Task requirements:
Skip the images and copy each record exactly as written.

:::::

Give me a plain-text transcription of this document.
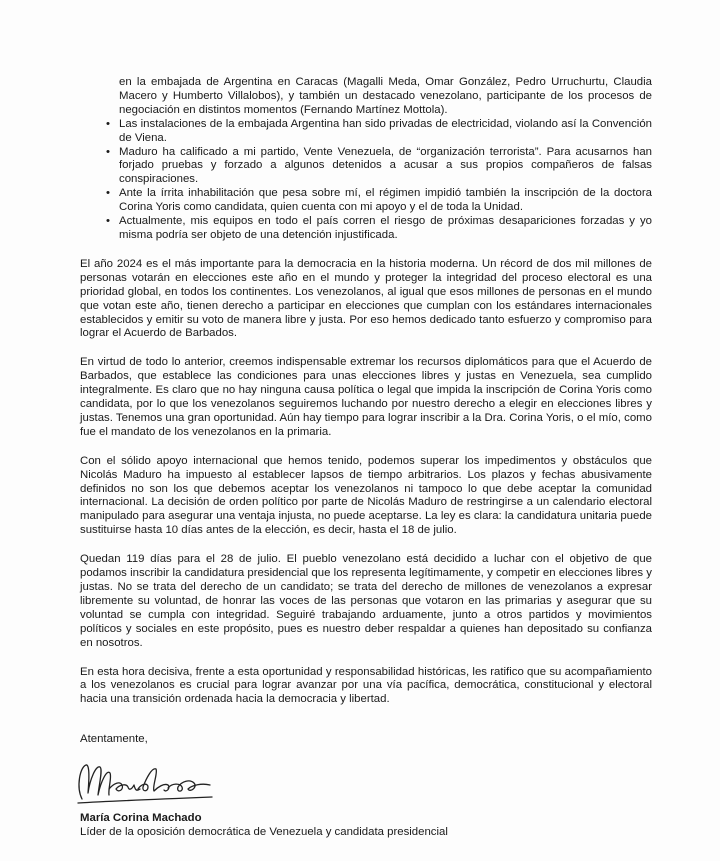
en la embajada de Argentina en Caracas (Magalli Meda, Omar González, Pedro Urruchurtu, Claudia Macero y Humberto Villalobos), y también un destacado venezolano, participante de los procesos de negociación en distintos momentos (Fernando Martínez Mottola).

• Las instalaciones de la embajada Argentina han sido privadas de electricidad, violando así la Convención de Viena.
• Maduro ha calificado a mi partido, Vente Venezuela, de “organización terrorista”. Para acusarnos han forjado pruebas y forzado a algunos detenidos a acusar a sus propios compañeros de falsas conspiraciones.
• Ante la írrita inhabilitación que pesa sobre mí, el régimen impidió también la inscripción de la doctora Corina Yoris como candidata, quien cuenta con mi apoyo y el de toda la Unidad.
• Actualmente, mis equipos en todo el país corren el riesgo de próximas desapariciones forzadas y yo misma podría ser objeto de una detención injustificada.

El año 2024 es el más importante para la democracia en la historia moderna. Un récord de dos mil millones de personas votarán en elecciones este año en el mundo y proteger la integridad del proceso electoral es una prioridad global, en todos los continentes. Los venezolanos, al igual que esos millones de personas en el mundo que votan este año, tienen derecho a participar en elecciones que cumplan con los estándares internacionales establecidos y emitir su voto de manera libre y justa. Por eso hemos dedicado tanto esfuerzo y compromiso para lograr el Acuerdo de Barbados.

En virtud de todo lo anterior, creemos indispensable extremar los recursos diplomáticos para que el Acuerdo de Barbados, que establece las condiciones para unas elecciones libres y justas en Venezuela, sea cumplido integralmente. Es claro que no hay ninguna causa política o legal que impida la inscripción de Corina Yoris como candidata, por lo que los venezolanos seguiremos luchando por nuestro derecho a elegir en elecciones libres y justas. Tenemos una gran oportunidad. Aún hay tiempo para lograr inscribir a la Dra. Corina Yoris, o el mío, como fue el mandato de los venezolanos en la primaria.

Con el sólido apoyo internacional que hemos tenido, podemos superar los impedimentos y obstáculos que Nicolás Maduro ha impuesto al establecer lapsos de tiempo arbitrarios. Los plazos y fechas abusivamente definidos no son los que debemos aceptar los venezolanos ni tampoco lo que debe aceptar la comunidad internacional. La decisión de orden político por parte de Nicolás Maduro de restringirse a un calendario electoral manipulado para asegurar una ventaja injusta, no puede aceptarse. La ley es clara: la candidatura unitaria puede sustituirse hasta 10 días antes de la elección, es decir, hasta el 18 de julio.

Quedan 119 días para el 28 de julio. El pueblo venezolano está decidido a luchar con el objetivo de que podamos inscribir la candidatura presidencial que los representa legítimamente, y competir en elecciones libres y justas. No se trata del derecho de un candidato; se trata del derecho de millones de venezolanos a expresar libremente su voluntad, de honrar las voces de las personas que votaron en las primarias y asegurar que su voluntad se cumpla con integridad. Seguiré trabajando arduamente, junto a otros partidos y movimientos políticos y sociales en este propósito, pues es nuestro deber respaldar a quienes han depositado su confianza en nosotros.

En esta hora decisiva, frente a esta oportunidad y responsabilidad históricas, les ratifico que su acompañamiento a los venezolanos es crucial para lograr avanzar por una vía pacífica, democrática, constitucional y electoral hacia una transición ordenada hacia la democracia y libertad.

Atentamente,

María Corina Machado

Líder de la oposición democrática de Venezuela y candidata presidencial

:::::

The reply:
Give me a plain-text transcription of this document.
en la embajada de Argentina en Caracas (Magalli Meda, Omar González, Pedro Urruchurtu, Claudia Macero y Humberto Villalobos), y también un destacado venezolano, participante de los procesos de negociación en distintos momentos (Fernando Martínez Mottola).

• Las instalaciones de la embajada Argentina han sido privadas de electricidad, violando así la Convención de Viena.
• Maduro ha calificado a mi partido, Vente Venezuela, de “organización terrorista”. Para acusarnos han forjado pruebas y forzado a algunos detenidos a acusar a sus propios compañeros de falsas conspiraciones.
• Ante la írrita inhabilitación que pesa sobre mí, el régimen impidió también la inscripción de la doctora Corina Yoris como candidata, quien cuenta con mi apoyo y el de toda la Unidad.
• Actualmente, mis equipos en todo el país corren el riesgo de próximas desapariciones forzadas y yo misma podría ser objeto de una detención injustificada.

El año 2024 es el más importante para la democracia en la historia moderna. Un récord de dos mil millones de personas votarán en elecciones este año en el mundo y proteger la integridad del proceso electoral es una prioridad global, en todos los continentes. Los venezolanos, al igual que esos millones de personas en el mundo que votan este año, tienen derecho a participar en elecciones que cumplan con los estándares internacionales establecidos y emitir su voto de manera libre y justa. Por eso hemos dedicado tanto esfuerzo y compromiso para lograr el Acuerdo de Barbados.

En virtud de todo lo anterior, creemos indispensable extremar los recursos diplomáticos para que el Acuerdo de Barbados, que establece las condiciones para unas elecciones libres y justas en Venezuela, sea cumplido integralmente. Es claro que no hay ninguna causa política o legal que impida la inscripción de Corina Yoris como candidata, por lo que los venezolanos seguiremos luchando por nuestro derecho a elegir en elecciones libres y justas. Tenemos una gran oportunidad. Aún hay tiempo para lograr inscribir a la Dra. Corina Yoris, o el mío, como fue el mandato de los venezolanos en la primaria.

Con el sólido apoyo internacional que hemos tenido, podemos superar los impedimentos y obstáculos que Nicolás Maduro ha impuesto al establecer lapsos de tiempo arbitrarios. Los plazos y fechas abusivamente definidos no son los que debemos aceptar los venezolanos ni tampoco lo que debe aceptar la comunidad internacional. La decisión de orden político por parte de Nicolás Maduro de restringirse a un calendario electoral manipulado para asegurar una ventaja injusta, no puede aceptarse. La ley es clara: la candidatura unitaria puede sustituirse hasta 10 días antes de la elección, es decir, hasta el 18 de julio.

Quedan 119 días para el 28 de julio. El pueblo venezolano está decidido a luchar con el objetivo de que podamos inscribir la candidatura presidencial que los representa legítimamente, y competir en elecciones libres y justas. No se trata del derecho de un candidato; se trata del derecho de millones de venezolanos a expresar libremente su voluntad, de honrar las voces de las personas que votaron en las primarias y asegurar que su voluntad se cumpla con integridad. Seguiré trabajando arduamente, junto a otros partidos y movimientos políticos y sociales en este propósito, pues es nuestro deber respaldar a quienes han depositado su confianza en nosotros.

En esta hora decisiva, frente a esta oportunidad y responsabilidad históricas, les ratifico que su acompañamiento a los venezolanos es crucial para lograr avanzar por una vía pacífica, democrática, constitucional y electoral hacia una transición ordenada hacia la democracia y libertad.

Atentamente,

María Corina Machado

Líder de la oposición democrática de Venezuela y candidata presidencial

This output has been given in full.